Task item ▸ Copy the full listing exactly.

====

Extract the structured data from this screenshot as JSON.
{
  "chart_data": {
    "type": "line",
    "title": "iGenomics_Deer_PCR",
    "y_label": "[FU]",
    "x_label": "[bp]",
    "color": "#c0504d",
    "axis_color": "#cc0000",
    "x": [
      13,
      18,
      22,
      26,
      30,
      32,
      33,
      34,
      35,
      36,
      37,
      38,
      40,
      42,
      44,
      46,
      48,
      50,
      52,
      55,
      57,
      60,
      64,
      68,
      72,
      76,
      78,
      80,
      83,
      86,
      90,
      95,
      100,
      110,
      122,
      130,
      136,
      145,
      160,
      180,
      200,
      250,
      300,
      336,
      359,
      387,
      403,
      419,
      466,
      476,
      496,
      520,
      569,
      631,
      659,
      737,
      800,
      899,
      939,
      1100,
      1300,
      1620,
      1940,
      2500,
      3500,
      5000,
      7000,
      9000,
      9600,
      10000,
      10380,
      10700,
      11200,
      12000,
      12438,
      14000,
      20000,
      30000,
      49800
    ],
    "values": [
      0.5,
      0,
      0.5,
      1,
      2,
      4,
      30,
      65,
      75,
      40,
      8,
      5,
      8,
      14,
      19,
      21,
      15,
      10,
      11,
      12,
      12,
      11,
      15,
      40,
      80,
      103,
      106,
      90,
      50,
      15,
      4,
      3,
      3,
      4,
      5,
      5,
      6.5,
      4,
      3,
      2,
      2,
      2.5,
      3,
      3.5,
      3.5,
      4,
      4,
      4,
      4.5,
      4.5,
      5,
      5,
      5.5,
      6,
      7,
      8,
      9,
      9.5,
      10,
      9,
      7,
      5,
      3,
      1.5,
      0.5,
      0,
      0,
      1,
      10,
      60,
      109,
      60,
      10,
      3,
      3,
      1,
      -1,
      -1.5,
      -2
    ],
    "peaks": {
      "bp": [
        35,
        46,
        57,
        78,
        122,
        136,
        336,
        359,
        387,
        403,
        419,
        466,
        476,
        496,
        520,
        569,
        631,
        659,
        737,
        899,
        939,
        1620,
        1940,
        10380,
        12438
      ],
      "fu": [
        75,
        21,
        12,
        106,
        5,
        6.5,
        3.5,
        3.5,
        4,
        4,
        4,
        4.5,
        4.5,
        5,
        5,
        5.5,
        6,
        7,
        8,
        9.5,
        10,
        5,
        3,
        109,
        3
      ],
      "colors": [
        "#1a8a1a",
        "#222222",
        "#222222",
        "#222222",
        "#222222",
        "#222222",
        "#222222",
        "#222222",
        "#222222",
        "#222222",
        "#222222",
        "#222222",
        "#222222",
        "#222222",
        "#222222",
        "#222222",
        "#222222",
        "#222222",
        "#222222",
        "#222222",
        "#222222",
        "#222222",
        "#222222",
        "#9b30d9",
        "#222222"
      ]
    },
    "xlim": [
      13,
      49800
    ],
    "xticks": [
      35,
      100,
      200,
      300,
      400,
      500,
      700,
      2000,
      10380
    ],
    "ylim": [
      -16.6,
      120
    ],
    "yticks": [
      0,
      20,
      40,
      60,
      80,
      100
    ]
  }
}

====

Task response ▸
Extract the structured data from this screenshot as JSON.
{
  "chart_data": {
    "type": "line",
    "title": "iGenomics_Deer_PCR",
    "y_label": "[FU]",
    "x_label": "[bp]",
    "color": "#c0504d",
    "axis_color": "#cc0000",
    "x": [
      13,
      18,
      22,
      26,
      30,
      32,
      33,
      34,
      35,
      36,
      37,
      38,
      40,
      42,
      44,
      46,
      48,
      50,
      52,
      55,
      57,
      60,
      64,
      68,
      72,
      76,
      78,
      80,
      83,
      86,
      90,
      95,
      100,
      110,
      122,
      130,
      136,
      145,
      160,
      180,
      200,
      250,
      300,
      336,
      359,
      387,
      403,
      419,
      466,
      476,
      496,
      520,
      569,
      631,
      659,
      737,
      800,
      899,
      939,
      1100,
      1300,
      1620,
      1940,
      2500,
      3500,
      5000,
      7000,
      9000,
      9600,
      10000,
      10380,
      10700,
      11200,
      12000,
      12438,
      14000,
      20000,
      30000,
      49800
    ],
    "values": [
      0.5,
      0,
      0.5,
      1,
      2,
      4,
      30,
      65,
      75,
      40,
      8,
      5,
      8,
      14,
      19,
      21,
      15,
      10,
      11,
      12,
      12,
      11,
      15,
      40,
      80,
      103,
      106,
      90,
      50,
      15,
      4,
      3,
      3,
      4,
      5,
      5,
      6.5,
      4,
      3,
      2,
      2,
      2.5,
      3,
      3.5,
      3.5,
      4,
      4,
      4,
      4.5,
      4.5,
      5,
      5,
      5.5,
      6,
      7,
      8,
      9,
      9.5,
      10,
      9,
      7,
      5,
      3,
      1.5,
      0.5,
      0,
      0,
      1,
      10,
      60,
      109,
      60,
      10,
      3,
      3,
      1,
      -1,
      -1.5,
      -2
    ],
    "peaks": {
      "bp": [
        35,
        46,
        57,
        78,
        122,
        136,
        336,
        359,
        387,
        403,
        419,
        466,
        476,
        496,
        520,
        569,
        631,
        659,
        737,
        899,
        939,
        1620,
        1940,
        10380,
        12438
      ],
      "fu": [
        75,
        21,
        12,
        106,
        5,
        6.5,
        3.5,
        3.5,
        4,
        4,
        4,
        4.5,
        4.5,
        5,
        5,
        5.5,
        6,
        7,
        8,
        9.5,
        10,
        5,
        3,
        109,
        3
      ],
      "colors": [
        "#1a8a1a",
        "#222222",
        "#222222",
        "#222222",
        "#222222",
        "#222222",
        "#222222",
        "#222222",
        "#222222",
        "#222222",
        "#222222",
        "#222222",
        "#222222",
        "#222222",
        "#222222",
        "#222222",
        "#222222",
        "#222222",
        "#222222",
        "#222222",
        "#222222",
        "#222222",
        "#222222",
        "#9b30d9",
        "#222222"
      ]
    },
    "xlim": [
      13,
      49800
    ],
    "xticks": [
      35,
      100,
      200,
      300,
      400,
      500,
      700,
      2000,
      10380
    ],
    "ylim": [
      -16.6,
      120
    ],
    "yticks": [
      0,
      20,
      40,
      60,
      80,
      100
    ]
  }
}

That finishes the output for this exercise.